What to work on:
[A] According to the piece on well-written ads, which jingle did Barry Manilow write before he made it big?
[B] From the piece on well-written ads, output everything from "Do You Notice" down to "not sure which.", with no changes.

--- Excerpt ---

Do You Notice Well-Written Ads?

Have you ever been swayed by the appeal or cleverness of an ad?
I know quite a bit about advertising. In fact, I knew the owner of a radio station who wanted to get me into advertising with him. Had the studio not been such a long drive for me, I probably would have gone for it and my life would have been quite different. I would have either thrived or been on a slope to my soul’s downfall; I am not sure which.

I love a clever ad, but let’s face it: they exist to play with our heads.
And some have played with MY head!

I am immune to most coercive advertising and can see right through them. I can analyze them, and I do.

However, I delight in a well-made ad. I often say to my husband, “Oh, that was good!” My niece or sister will call me and say, “Did you see the ad for such-and-such?”, because they know that I would like it; I think that I cultivated the awareness of good ones to family members. I appreciate the brain(s) behind good writing. I always heard that the brightest minds went into advertising. Many famous songwriters put their efforts into writing jingles before they made it big in songs; among them are Barry Manilow, (“You deserve a break today” for McDonald’s), and Paul Williams, ( “We’ve Only Just Begun”, which had only just begun as an ad for a bank:

It’s not easy to get into someone’s head in 60 seconds. In fact, most ads are now 30 seconds or less, often 15 seconds, or even 5. I can’t say that many have swayed me, but a few did, or would have; I’ll explain below.

One which really got to me? Scrubbing Bubbles! I love those things. I had a rubber Scrubbing Bubble bath toy for my kids. I also had a plastic container with the Bubbles on it for things on the sink top, like toothpaste and bobby pins. The Bubbles on that smiled at me for many years. Both finally wore out, cracked and faded, yet I hated throwing them away. I still use Scrubbing Bubbles bathroom cleaner. I keep trying organic or less expensive products and, especially with the hard water here, nothing else cuts it. Literally. I was swayed by the ad, but I stayed for the product’s quality. If not for the darling ads, I never would have tried it, and been working impossibly hard.

If I had had the money some years ago, I would have bought a new car just for the fellow in the ad campaign. I can’t even remember the brand of car, (it may have been a Hyundai).

Do you remember these? In the first one, you saw a man walking his dog. As he approached his house, he eyed a car parked there. He walked in and said to his wife, (who was reading a newspaper), “Honey, whose car is that in the driveway?” She looked up rather wearily and said, “It’s YOUR car, Frank.” A beaming smile crossed his face as he said, “Yes, it IS, isn’t it?”

--- Given material ---

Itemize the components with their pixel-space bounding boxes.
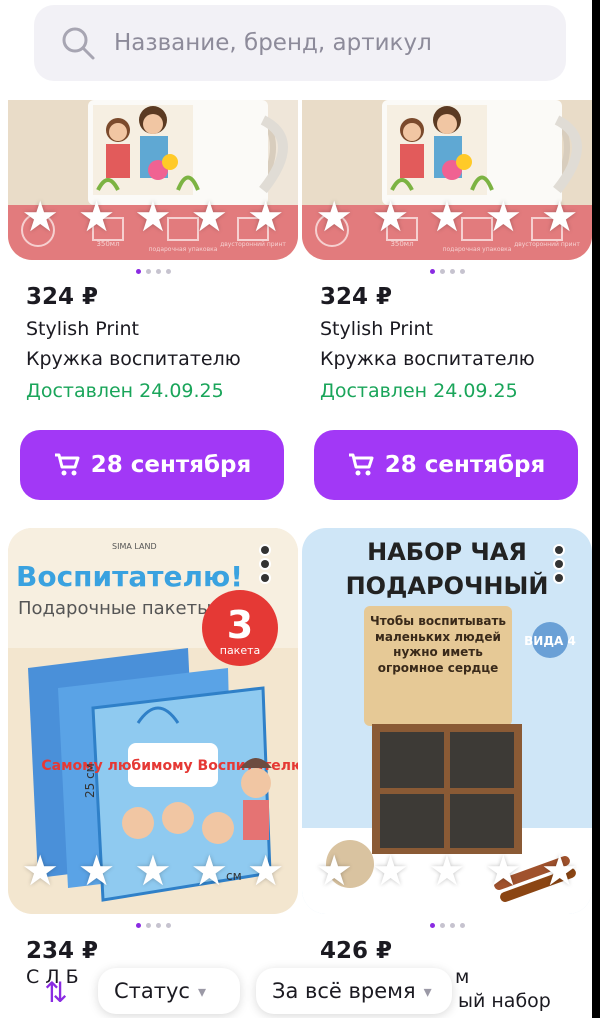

---

Answers to the tasks:
[A] He wrote "You deserve a break today" for McDonald's.

[B]
Do You Notice Well-Written Ads?

Have you ever been swayed by the appeal or cleverness of an ad?
I know quite a bit about advertising. In fact, I knew the owner of a radio station who wanted to get me into advertising with him. Had the studio not been such a long drive for me, I probably would have gone for it and my life would have been quite different. I would have either thrived or been on a slope to my soul’s downfall; I am not sure which.